Task data:
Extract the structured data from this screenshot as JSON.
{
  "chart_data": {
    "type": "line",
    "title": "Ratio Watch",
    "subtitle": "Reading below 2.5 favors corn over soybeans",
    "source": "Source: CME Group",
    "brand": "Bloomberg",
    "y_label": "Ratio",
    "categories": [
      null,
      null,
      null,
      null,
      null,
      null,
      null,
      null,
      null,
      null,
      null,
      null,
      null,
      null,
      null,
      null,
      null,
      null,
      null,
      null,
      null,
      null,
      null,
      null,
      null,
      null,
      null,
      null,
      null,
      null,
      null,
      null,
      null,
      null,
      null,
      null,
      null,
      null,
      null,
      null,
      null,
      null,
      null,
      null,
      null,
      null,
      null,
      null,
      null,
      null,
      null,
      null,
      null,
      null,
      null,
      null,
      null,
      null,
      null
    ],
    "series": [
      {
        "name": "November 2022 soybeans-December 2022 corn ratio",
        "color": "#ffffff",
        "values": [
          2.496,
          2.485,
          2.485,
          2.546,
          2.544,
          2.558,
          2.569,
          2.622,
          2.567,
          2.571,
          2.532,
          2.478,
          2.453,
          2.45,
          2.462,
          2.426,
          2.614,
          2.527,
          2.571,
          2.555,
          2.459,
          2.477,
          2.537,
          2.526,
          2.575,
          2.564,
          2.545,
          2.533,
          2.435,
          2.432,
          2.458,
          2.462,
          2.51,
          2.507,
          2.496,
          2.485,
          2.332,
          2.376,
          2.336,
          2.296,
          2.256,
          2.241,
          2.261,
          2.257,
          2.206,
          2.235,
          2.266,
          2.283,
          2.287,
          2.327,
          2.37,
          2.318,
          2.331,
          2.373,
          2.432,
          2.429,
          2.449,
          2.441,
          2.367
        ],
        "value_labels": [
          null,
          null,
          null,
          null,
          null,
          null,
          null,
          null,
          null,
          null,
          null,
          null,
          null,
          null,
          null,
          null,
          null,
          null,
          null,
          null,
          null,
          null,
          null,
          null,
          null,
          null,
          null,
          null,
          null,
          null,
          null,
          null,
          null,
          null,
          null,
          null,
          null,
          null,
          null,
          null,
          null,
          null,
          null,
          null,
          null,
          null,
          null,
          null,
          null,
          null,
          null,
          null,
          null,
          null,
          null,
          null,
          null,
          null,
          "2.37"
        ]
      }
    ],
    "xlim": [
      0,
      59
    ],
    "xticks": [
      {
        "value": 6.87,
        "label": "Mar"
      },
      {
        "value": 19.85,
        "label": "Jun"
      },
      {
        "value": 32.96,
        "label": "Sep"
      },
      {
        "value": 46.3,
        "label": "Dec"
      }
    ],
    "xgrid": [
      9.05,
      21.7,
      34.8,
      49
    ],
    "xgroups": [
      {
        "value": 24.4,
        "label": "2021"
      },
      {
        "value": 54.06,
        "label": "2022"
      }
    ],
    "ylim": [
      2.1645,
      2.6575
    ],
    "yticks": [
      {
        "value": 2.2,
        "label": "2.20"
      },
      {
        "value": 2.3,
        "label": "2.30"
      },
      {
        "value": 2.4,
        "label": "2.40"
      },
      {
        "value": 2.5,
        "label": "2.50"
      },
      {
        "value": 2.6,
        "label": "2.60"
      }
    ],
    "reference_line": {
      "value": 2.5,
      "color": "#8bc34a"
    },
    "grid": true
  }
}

What needs to be done:
Exactly reproduce all of the entries above.

Answer to this exercise:
Extract the structured data from this screenshot as JSON.
{
  "chart_data": {
    "type": "line",
    "title": "Ratio Watch",
    "subtitle": "Reading below 2.5 favors corn over soybeans",
    "source": "Source: CME Group",
    "brand": "Bloomberg",
    "y_label": "Ratio",
    "categories": [
      null,
      null,
      null,
      null,
      null,
      null,
      null,
      null,
      null,
      null,
      null,
      null,
      null,
      null,
      null,
      null,
      null,
      null,
      null,
      null,
      null,
      null,
      null,
      null,
      null,
      null,
      null,
      null,
      null,
      null,
      null,
      null,
      null,
      null,
      null,
      null,
      null,
      null,
      null,
      null,
      null,
      null,
      null,
      null,
      null,
      null,
      null,
      null,
      null,
      null,
      null,
      null,
      null,
      null,
      null,
      null,
      null,
      null,
      null
    ],
    "series": [
      {
        "name": "November 2022 soybeans-December 2022 corn ratio",
        "color": "#ffffff",
        "values": [
          2.496,
          2.485,
          2.485,
          2.546,
          2.544,
          2.558,
          2.569,
          2.622,
          2.567,
          2.571,
          2.532,
          2.478,
          2.453,
          2.45,
          2.462,
          2.426,
          2.614,
          2.527,
          2.571,
          2.555,
          2.459,
          2.477,
          2.537,
          2.526,
          2.575,
          2.564,
          2.545,
          2.533,
          2.435,
          2.432,
          2.458,
          2.462,
          2.51,
          2.507,
          2.496,
          2.485,
          2.332,
          2.376,
          2.336,
          2.296,
          2.256,
          2.241,
          2.261,
          2.257,
          2.206,
          2.235,
          2.266,
          2.283,
          2.287,
          2.327,
          2.37,
          2.318,
          2.331,
          2.373,
          2.432,
          2.429,
          2.449,
          2.441,
          2.367
        ],
        "value_labels": [
          null,
          null,
          null,
          null,
          null,
          null,
          null,
          null,
          null,
          null,
          null,
          null,
          null,
          null,
          null,
          null,
          null,
          null,
          null,
          null,
          null,
          null,
          null,
          null,
          null,
          null,
          null,
          null,
          null,
          null,
          null,
          null,
          null,
          null,
          null,
          null,
          null,
          null,
          null,
          null,
          null,
          null,
          null,
          null,
          null,
          null,
          null,
          null,
          null,
          null,
          null,
          null,
          null,
          null,
          null,
          null,
          null,
          null,
          "2.37"
        ]
      }
    ],
    "xlim": [
      0,
      59
    ],
    "xticks": [
      {
        "value": 6.87,
        "label": "Mar"
      },
      {
        "value": 19.85,
        "label": "Jun"
      },
      {
        "value": 32.96,
        "label": "Sep"
      },
      {
        "value": 46.3,
        "label": "Dec"
      }
    ],
    "xgrid": [
      9.05,
      21.7,
      34.8,
      49
    ],
    "xgroups": [
      {
        "value": 24.4,
        "label": "2021"
      },
      {
        "value": 54.06,
        "label": "2022"
      }
    ],
    "ylim": [
      2.1645,
      2.6575
    ],
    "yticks": [
      {
        "value": 2.2,
        "label": "2.20"
      },
      {
        "value": 2.3,
        "label": "2.30"
      },
      {
        "value": 2.4,
        "label": "2.40"
      },
      {
        "value": 2.5,
        "label": "2.50"
      },
      {
        "value": 2.6,
        "label": "2.60"
      }
    ],
    "reference_line": {
      "value": 2.5,
      "color": "#8bc34a"
    },
    "grid": true
  }
}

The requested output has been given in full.